JOB => List the lines of this listing that hold the word "Hospicio".

PROVIDED INFORMATION =>
———

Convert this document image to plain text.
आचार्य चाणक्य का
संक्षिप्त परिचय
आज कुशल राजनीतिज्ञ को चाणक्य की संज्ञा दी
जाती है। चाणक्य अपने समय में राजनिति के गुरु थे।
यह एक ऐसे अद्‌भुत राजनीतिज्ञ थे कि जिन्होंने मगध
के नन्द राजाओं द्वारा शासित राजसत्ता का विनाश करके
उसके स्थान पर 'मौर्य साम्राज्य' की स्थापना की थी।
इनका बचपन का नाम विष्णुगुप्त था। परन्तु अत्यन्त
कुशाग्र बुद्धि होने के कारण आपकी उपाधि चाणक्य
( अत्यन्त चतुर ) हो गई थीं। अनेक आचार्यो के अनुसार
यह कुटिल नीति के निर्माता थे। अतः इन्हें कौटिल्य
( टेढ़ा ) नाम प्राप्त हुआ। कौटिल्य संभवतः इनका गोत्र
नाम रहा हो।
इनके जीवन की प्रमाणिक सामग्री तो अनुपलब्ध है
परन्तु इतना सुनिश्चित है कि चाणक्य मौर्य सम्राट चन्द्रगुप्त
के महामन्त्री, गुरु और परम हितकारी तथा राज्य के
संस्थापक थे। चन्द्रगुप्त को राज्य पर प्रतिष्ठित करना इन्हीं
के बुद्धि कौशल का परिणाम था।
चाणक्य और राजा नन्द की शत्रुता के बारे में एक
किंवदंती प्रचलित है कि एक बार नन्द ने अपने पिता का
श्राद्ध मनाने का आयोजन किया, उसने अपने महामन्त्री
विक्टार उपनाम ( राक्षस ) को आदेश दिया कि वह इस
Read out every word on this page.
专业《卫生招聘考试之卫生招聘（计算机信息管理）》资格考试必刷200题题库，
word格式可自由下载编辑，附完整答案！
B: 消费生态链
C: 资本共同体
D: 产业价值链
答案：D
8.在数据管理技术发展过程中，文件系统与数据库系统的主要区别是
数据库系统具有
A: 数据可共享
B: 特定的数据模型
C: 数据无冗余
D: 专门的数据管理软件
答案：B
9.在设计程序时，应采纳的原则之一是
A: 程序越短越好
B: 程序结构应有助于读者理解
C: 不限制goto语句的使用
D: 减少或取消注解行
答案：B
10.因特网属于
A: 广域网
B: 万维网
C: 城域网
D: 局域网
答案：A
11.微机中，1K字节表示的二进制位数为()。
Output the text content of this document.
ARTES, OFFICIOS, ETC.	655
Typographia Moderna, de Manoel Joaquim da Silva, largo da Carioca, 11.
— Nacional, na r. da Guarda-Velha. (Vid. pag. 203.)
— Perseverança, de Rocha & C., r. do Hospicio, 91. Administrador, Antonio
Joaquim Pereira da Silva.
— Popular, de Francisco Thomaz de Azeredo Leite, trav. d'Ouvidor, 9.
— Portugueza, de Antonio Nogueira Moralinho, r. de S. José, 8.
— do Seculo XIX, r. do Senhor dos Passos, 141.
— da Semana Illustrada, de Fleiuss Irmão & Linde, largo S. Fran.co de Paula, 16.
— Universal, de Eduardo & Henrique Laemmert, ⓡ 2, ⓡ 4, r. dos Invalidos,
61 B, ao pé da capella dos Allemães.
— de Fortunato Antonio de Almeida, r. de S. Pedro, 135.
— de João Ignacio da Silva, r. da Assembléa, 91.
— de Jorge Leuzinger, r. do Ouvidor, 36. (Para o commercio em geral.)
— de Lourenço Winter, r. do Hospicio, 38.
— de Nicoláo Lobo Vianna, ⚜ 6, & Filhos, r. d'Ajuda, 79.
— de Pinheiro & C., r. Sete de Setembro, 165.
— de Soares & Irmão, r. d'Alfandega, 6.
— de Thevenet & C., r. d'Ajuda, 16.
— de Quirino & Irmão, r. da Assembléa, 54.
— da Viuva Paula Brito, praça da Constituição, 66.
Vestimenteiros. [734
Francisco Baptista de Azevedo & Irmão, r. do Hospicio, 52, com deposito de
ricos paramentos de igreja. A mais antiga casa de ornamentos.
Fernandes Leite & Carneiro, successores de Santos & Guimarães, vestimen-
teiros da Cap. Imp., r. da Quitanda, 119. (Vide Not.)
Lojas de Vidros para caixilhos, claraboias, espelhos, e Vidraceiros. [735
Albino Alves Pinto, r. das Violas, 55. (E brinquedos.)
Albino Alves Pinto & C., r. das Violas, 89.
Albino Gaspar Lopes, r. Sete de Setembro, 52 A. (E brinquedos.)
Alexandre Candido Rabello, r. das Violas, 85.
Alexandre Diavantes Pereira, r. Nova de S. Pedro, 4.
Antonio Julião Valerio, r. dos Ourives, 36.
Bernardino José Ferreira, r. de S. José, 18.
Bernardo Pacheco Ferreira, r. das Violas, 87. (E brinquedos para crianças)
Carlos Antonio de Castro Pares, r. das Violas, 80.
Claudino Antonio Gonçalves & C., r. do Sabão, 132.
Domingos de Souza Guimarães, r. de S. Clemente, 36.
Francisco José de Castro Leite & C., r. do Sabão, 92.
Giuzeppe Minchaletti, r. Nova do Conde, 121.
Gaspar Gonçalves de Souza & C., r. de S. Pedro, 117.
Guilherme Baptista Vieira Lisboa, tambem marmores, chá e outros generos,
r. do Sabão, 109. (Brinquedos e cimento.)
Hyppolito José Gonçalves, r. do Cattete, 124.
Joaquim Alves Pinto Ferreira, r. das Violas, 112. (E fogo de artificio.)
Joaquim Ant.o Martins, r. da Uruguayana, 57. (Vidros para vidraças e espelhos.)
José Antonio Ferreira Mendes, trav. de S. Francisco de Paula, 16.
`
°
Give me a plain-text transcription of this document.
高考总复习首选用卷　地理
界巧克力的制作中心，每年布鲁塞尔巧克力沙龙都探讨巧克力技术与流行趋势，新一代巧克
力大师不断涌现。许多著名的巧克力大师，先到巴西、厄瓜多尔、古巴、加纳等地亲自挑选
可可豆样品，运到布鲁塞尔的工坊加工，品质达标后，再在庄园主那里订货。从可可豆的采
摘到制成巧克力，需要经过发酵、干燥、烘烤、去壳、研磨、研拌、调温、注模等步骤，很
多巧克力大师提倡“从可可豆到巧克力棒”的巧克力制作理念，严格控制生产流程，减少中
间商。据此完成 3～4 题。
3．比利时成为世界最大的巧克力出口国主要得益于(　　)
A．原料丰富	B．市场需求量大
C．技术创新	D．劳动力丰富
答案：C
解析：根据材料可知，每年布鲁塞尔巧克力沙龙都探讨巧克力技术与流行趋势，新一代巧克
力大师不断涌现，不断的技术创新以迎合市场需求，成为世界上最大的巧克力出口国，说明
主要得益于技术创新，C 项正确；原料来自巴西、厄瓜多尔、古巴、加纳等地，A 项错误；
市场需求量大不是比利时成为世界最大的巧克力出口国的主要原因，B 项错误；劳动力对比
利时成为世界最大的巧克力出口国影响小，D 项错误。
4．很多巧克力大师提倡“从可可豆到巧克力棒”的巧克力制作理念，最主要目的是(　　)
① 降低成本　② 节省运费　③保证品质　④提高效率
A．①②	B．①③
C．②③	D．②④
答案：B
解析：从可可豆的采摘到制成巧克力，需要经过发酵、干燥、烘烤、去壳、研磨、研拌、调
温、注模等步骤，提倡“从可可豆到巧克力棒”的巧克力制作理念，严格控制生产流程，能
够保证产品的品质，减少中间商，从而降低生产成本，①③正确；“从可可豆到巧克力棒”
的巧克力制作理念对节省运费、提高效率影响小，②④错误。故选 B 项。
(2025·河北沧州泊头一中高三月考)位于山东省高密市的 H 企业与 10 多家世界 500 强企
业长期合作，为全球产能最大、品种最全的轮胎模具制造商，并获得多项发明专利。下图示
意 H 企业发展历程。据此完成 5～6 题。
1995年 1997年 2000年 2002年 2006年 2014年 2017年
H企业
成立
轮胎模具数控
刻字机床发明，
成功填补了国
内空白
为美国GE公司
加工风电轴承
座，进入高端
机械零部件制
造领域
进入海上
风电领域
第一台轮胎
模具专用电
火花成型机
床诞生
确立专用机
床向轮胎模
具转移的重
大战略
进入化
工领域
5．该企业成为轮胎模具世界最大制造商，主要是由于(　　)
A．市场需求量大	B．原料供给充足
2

———

COMPLETE ANSWER =>
— Perseverança, de Rocha & C., r. do Hospicio, 91. Administrador, Antonio
— de Lourenço Winter, r. do Hospicio, 38.
Francisco Baptista de Azevedo & Irmão, r. do Hospicio, 52, com deposito de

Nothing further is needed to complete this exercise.